◆ WHAT IS BEING ASKED
Write out the records again, exactly, leaving none out.

Stored entries:
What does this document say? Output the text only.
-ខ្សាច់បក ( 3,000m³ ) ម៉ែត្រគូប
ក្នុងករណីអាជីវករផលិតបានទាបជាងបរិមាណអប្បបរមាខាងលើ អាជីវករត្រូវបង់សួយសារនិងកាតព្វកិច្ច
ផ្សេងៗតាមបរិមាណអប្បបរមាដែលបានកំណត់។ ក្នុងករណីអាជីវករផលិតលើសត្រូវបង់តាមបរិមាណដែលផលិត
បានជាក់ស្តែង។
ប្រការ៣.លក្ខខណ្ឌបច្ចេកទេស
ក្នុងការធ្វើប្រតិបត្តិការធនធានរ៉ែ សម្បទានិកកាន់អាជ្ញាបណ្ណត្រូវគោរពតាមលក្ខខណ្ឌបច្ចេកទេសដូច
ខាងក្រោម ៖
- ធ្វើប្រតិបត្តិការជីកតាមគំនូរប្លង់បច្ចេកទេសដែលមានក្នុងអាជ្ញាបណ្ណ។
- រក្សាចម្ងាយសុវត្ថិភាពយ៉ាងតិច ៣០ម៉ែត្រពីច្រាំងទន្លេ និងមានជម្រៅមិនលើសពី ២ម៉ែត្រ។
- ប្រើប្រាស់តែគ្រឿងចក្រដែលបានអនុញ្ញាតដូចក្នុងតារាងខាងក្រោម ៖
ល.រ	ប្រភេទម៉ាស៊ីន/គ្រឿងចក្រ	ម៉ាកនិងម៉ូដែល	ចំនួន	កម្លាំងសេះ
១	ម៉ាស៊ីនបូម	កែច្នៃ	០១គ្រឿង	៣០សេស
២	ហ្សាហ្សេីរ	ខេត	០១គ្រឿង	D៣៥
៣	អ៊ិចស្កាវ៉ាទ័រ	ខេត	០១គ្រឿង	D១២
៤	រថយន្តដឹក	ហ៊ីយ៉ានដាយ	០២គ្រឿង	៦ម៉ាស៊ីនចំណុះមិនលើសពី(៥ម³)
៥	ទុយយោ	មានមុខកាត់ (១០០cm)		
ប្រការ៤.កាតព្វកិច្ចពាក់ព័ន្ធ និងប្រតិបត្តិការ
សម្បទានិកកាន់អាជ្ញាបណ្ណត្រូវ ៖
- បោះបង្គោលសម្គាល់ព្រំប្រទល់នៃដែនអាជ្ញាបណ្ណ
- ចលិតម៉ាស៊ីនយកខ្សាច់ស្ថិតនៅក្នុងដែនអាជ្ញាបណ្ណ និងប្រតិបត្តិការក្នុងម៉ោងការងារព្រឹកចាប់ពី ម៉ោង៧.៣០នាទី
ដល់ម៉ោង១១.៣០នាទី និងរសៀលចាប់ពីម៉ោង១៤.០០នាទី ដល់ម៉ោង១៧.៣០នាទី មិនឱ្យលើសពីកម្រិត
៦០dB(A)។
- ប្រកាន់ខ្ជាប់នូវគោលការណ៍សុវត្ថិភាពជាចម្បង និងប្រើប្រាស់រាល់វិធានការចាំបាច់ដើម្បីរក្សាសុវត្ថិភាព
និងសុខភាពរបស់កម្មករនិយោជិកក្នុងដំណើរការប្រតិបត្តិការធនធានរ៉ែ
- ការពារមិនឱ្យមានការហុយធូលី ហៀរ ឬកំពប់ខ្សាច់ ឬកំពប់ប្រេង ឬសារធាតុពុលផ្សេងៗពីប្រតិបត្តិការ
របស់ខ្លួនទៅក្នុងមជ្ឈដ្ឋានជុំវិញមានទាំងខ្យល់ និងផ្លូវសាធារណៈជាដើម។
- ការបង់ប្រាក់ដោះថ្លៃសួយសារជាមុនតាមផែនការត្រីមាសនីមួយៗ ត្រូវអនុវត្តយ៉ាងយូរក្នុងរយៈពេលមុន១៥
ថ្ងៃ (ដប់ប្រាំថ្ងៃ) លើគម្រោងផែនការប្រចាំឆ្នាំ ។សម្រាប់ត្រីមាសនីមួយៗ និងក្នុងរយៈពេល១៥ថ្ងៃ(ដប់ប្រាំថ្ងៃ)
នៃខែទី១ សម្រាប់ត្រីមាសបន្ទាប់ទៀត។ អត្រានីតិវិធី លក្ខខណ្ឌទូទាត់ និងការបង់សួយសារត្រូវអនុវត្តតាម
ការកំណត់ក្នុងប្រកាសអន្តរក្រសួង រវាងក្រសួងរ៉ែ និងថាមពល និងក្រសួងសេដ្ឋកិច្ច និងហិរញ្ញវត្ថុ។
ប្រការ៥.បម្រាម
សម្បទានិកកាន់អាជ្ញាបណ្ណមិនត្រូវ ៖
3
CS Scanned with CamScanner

◆ FULL OUTPUT
What does this document say? Output the text only.
-ខ្សាច់បក ( 3,000m³ ) ម៉ែត្រគូប
ក្នុងករណីអាជីវករផលិតបានទាបជាងបរិមាណអប្បបរមាខាងលើ អាជីវករត្រូវបង់សួយសារនិងកាតព្វកិច្ច
ផ្សេងៗតាមបរិមាណអប្បបរមាដែលបានកំណត់។ ក្នុងករណីអាជីវករផលិតលើសត្រូវបង់តាមបរិមាណដែលផលិត
បានជាក់ស្តែង។
ប្រការ៣.លក្ខខណ្ឌបច្ចេកទេស
ក្នុងការធ្វើប្រតិបត្តិការធនធានរ៉ែ សម្បទានិកកាន់អាជ្ញាបណ្ណត្រូវគោរពតាមលក្ខខណ្ឌបច្ចេកទេសដូច
ខាងក្រោម ៖
- ធ្វើប្រតិបត្តិការជីកតាមគំនូរប្លង់បច្ចេកទេសដែលមានក្នុងអាជ្ញាបណ្ណ។
- រក្សាចម្ងាយសុវត្ថិភាពយ៉ាងតិច ៣០ម៉ែត្រពីច្រាំងទន្លេ និងមានជម្រៅមិនលើសពី ២ម៉ែត្រ។
- ប្រើប្រាស់តែគ្រឿងចក្រដែលបានអនុញ្ញាតដូចក្នុងតារាងខាងក្រោម ៖
ល.រ	ប្រភេទម៉ាស៊ីន/គ្រឿងចក្រ	ម៉ាកនិងម៉ូដែល	ចំនួន	កម្លាំងសេះ
១	ម៉ាស៊ីនបូម	កែច្នៃ	០១គ្រឿង	៣០សេស
២	ហ្សាហ្សេីរ	ខេត	០១គ្រឿង	D៣៥
៣	អ៊ិចស្កាវ៉ាទ័រ	ខេត	០១គ្រឿង	D១២
៤	រថយន្តដឹក	ហ៊ីយ៉ានដាយ	០២គ្រឿង	៦ម៉ាស៊ីនចំណុះមិនលើសពី(៥ម³)
៥	ទុយយោ	មានមុខកាត់ (១០០cm)		
ប្រការ៤.កាតព្វកិច្ចពាក់ព័ន្ធ និងប្រតិបត្តិការ
សម្បទានិកកាន់អាជ្ញាបណ្ណត្រូវ ៖
- បោះបង្គោលសម្គាល់ព្រំប្រទល់នៃដែនអាជ្ញាបណ្ណ
- ចលិតម៉ាស៊ីនយកខ្សាច់ស្ថិតនៅក្នុងដែនអាជ្ញាបណ្ណ និងប្រតិបត្តិការក្នុងម៉ោងការងារព្រឹកចាប់ពី ម៉ោង៧.៣០នាទី
ដល់ម៉ោង១១.៣០នាទី និងរសៀលចាប់ពីម៉ោង១៤.០០នាទី ដល់ម៉ោង១៧.៣០នាទី មិនឱ្យលើសពីកម្រិត
៦០dB(A)។
- ប្រកាន់ខ្ជាប់នូវគោលការណ៍សុវត្ថិភាពជាចម្បង និងប្រើប្រាស់រាល់វិធានការចាំបាច់ដើម្បីរក្សាសុវត្ថិភាព
និងសុខភាពរបស់កម្មករនិយោជិកក្នុងដំណើរការប្រតិបត្តិការធនធានរ៉ែ
- ការពារមិនឱ្យមានការហុយធូលី ហៀរ ឬកំពប់ខ្សាច់ ឬកំពប់ប្រេង ឬសារធាតុពុលផ្សេងៗពីប្រតិបត្តិការ
របស់ខ្លួនទៅក្នុងមជ្ឈដ្ឋានជុំវិញមានទាំងខ្យល់ និងផ្លូវសាធារណៈជាដើម។
- ការបង់ប្រាក់ដោះថ្លៃសួយសារជាមុនតាមផែនការត្រីមាសនីមួយៗ ត្រូវអនុវត្តយ៉ាងយូរក្នុងរយៈពេលមុន១៥
ថ្ងៃ (ដប់ប្រាំថ្ងៃ) លើគម្រោងផែនការប្រចាំឆ្នាំ ។សម្រាប់ត្រីមាសនីមួយៗ និងក្នុងរយៈពេល១៥ថ្ងៃ(ដប់ប្រាំថ្ងៃ)
នៃខែទី១ សម្រាប់ត្រីមាសបន្ទាប់ទៀត។ អត្រានីតិវិធី លក្ខខណ្ឌទូទាត់ និងការបង់សួយសារត្រូវអនុវត្តតាម
ការកំណត់ក្នុងប្រកាសអន្តរក្រសួង រវាងក្រសួងរ៉ែ និងថាមពល និងក្រសួងសេដ្ឋកិច្ច និងហិរញ្ញវត្ថុ។
ប្រការ៥.បម្រាម
សម្បទានិកកាន់អាជ្ញាបណ្ណមិនត្រូវ ៖
3
CS Scanned with CamScanner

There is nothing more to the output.